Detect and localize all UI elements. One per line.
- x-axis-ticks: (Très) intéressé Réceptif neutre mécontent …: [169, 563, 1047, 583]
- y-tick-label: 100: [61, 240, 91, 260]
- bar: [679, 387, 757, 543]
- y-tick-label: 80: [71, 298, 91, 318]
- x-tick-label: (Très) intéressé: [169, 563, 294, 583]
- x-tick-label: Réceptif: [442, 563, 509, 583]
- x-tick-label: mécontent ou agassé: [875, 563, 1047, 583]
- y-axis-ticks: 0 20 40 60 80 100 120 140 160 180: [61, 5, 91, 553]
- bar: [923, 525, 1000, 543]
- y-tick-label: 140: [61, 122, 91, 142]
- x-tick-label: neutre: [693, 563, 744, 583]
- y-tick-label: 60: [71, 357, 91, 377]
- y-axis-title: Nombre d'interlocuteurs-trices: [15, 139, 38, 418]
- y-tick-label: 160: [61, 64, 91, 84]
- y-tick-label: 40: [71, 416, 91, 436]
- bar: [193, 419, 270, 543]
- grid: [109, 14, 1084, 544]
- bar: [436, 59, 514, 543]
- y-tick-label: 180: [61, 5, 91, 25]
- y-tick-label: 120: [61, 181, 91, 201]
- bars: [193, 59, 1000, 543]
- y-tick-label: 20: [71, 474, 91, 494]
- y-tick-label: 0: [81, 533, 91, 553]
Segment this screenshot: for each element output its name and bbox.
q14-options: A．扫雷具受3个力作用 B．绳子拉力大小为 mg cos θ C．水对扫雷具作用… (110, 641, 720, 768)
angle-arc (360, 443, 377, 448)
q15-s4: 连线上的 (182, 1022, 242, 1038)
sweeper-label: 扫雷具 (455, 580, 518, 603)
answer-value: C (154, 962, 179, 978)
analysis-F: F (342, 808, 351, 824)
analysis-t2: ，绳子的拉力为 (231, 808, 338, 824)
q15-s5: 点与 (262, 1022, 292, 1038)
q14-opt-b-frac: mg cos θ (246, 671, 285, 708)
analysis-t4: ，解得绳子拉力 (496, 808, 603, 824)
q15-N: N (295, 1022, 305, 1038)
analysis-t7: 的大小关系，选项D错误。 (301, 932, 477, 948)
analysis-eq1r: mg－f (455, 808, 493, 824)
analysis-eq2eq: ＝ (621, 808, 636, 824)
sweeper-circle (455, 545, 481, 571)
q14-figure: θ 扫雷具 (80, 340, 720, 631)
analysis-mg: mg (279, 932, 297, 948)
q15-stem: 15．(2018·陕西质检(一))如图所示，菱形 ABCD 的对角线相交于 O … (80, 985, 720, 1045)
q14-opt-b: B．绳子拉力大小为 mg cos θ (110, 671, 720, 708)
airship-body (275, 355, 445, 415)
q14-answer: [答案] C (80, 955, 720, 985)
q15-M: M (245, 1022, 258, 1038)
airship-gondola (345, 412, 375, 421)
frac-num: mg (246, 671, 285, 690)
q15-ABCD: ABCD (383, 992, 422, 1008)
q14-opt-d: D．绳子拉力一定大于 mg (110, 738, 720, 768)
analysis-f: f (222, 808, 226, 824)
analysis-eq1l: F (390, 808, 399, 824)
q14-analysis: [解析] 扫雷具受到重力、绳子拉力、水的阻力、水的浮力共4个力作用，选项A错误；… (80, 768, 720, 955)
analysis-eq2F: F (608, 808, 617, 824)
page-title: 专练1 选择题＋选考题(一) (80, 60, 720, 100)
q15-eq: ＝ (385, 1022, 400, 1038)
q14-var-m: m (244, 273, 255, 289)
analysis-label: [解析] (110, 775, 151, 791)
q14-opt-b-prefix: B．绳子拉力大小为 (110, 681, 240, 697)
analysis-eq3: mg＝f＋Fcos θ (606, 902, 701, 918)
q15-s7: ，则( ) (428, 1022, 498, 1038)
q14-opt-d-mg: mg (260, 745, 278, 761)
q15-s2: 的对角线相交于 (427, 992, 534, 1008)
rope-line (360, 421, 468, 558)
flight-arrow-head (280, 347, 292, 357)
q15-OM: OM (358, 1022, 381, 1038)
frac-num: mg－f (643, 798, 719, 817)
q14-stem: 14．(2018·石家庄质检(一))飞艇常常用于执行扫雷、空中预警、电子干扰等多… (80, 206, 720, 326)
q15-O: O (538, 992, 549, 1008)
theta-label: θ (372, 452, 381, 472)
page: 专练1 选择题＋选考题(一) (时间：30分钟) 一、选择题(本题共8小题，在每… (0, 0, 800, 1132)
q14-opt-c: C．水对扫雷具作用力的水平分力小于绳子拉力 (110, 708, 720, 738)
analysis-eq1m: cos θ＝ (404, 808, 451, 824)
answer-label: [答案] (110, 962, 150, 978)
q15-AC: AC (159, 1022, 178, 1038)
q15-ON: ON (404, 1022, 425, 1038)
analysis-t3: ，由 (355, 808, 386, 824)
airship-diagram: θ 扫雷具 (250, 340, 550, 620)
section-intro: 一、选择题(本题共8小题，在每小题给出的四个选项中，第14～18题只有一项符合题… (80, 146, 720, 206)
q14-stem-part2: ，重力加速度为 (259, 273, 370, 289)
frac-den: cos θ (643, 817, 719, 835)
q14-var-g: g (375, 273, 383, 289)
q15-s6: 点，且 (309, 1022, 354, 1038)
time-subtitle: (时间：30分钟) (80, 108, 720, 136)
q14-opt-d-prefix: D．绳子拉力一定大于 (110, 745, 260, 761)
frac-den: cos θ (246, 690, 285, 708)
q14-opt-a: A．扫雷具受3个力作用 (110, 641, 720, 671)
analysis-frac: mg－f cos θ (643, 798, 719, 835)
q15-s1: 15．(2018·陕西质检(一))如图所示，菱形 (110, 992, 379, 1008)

----

[Task objective]
Can you rename "x-tick-label" to "x-axis-label" everywhere in the rows above and give them back with nothing else changed?

[The response]
Detect and localize all UI elements. One per line.
- x-axis-ticks: (Très) intéressé Réceptif neutre mécontent …: [169, 563, 1047, 583]
- y-tick-label: 100: [61, 240, 91, 260]
- bar: [679, 387, 757, 543]
- y-tick-label: 80: [71, 298, 91, 318]
- x-axis-label: (Très) intéressé: [169, 563, 294, 583]
- x-axis-label: Réceptif: [442, 563, 509, 583]
- x-axis-label: mécontent ou agassé: [875, 563, 1047, 583]
- y-axis-ticks: 0 20 40 60 80 100 120 140 160 180: [61, 5, 91, 553]
- bar: [923, 525, 1000, 543]
- y-tick-label: 140: [61, 122, 91, 142]
- x-axis-label: neutre: [693, 563, 744, 583]
- y-tick-label: 60: [71, 357, 91, 377]
- y-axis-title: Nombre d'interlocuteurs-trices: [15, 139, 38, 418]
- y-tick-label: 160: [61, 64, 91, 84]
- y-tick-label: 40: [71, 416, 91, 436]
- bar: [193, 419, 270, 543]
- grid: [109, 14, 1084, 544]
- bar: [436, 59, 514, 543]
- y-tick-label: 180: [61, 5, 91, 25]
- y-tick-label: 120: [61, 181, 91, 201]
- bars: [193, 59, 1000, 543]
- y-tick-label: 20: [71, 474, 91, 494]
- y-tick-label: 0: [81, 533, 91, 553]
Segment this screenshot: for each element output its name and bbox.
q14-options: A．扫雷具受3个力作用 B．绳子拉力大小为 mg cos θ C．水对扫雷具作用… (110, 641, 720, 768)
angle-arc (360, 443, 377, 448)
q15-s4: 连线上的 (182, 1022, 242, 1038)
sweeper-label: 扫雷具 (455, 580, 518, 603)
answer-value: C (154, 962, 179, 978)
analysis-F: F (342, 808, 351, 824)
analysis-t2: ，绳子的拉力为 (231, 808, 338, 824)
q15-s5: 点与 (262, 1022, 292, 1038)
q14-opt-b-frac: mg cos θ (246, 671, 285, 708)
analysis-t4: ，解得绳子拉力 (496, 808, 603, 824)
q15-N: N (295, 1022, 305, 1038)
analysis-t7: 的大小关系，选项D错误。 (301, 932, 477, 948)
analysis-eq1r: mg－f (455, 808, 493, 824)
analysis-eq2eq: ＝ (621, 808, 636, 824)
sweeper-circle (455, 545, 481, 571)
q14-figure: θ 扫雷具 (80, 340, 720, 631)
analysis-mg: mg (279, 932, 297, 948)
q15-stem: 15．(2018·陕西质检(一))如图所示，菱形 ABCD 的对角线相交于 O … (80, 985, 720, 1045)
q14-opt-b: B．绳子拉力大小为 mg cos θ (110, 671, 720, 708)
airship-body (275, 355, 445, 415)
q14-answer: [答案] C (80, 955, 720, 985)
q15-M: M (245, 1022, 258, 1038)
airship-gondola (345, 412, 375, 421)
frac-num: mg (246, 671, 285, 690)
q15-ABCD: ABCD (383, 992, 422, 1008)
q14-opt-d: D．绳子拉力一定大于 mg (110, 738, 720, 768)
analysis-f: f (222, 808, 226, 824)
analysis-eq1l: F (390, 808, 399, 824)
q14-analysis: [解析] 扫雷具受到重力、绳子拉力、水的阻力、水的浮力共4个力作用，选项A错误；… (80, 768, 720, 955)
analysis-eq2F: F (608, 808, 617, 824)
page-title: 专练1 选择题＋选考题(一) (80, 60, 720, 100)
q15-eq: ＝ (385, 1022, 400, 1038)
q14-var-m: m (244, 273, 255, 289)
analysis-label: [解析] (110, 775, 151, 791)
q14-opt-b-prefix: B．绳子拉力大小为 (110, 681, 240, 697)
analysis-eq3: mg＝f＋Fcos θ (606, 902, 701, 918)
q15-s7: ，则( ) (428, 1022, 498, 1038)
q14-opt-d-mg: mg (260, 745, 278, 761)
q15-s2: 的对角线相交于 (427, 992, 534, 1008)
rope-line (360, 421, 468, 558)
flight-arrow-head (280, 347, 292, 357)
q15-OM: OM (358, 1022, 381, 1038)
frac-num: mg－f (643, 798, 719, 817)
q14-stem: 14．(2018·石家庄质检(一))飞艇常常用于执行扫雷、空中预警、电子干扰等多… (80, 206, 720, 326)
q15-O: O (538, 992, 549, 1008)
theta-label: θ (372, 452, 381, 472)
page: 专练1 选择题＋选考题(一) (时间：30分钟) 一、选择题(本题共8小题，在每… (0, 0, 800, 1132)
q14-opt-c: C．水对扫雷具作用力的水平分力小于绳子拉力 (110, 708, 720, 738)
analysis-eq1m: cos θ＝ (404, 808, 451, 824)
answer-label: [答案] (110, 962, 150, 978)
q15-AC: AC (159, 1022, 178, 1038)
q15-ON: ON (404, 1022, 425, 1038)
analysis-t3: ，由 (355, 808, 386, 824)
airship-diagram: θ 扫雷具 (250, 340, 550, 620)
section-intro: 一、选择题(本题共8小题，在每小题给出的四个选项中，第14～18题只有一项符合题… (80, 146, 720, 206)
q14-stem-part2: ，重力加速度为 (259, 273, 370, 289)
frac-den: cos θ (643, 817, 719, 835)
q14-var-g: g (375, 273, 383, 289)
q15-s6: 点，且 (309, 1022, 354, 1038)
time-subtitle: (时间：30分钟) (80, 108, 720, 136)
q14-opt-d-prefix: D．绳子拉力一定大于 (110, 745, 260, 761)
frac-den: cos θ (246, 690, 285, 708)
q14-opt-a: A．扫雷具受3个力作用 (110, 641, 720, 671)
analysis-frac: mg－f cos θ (643, 798, 719, 835)
q15-s1: 15．(2018·陕西质检(一))如图所示，菱形 (110, 992, 379, 1008)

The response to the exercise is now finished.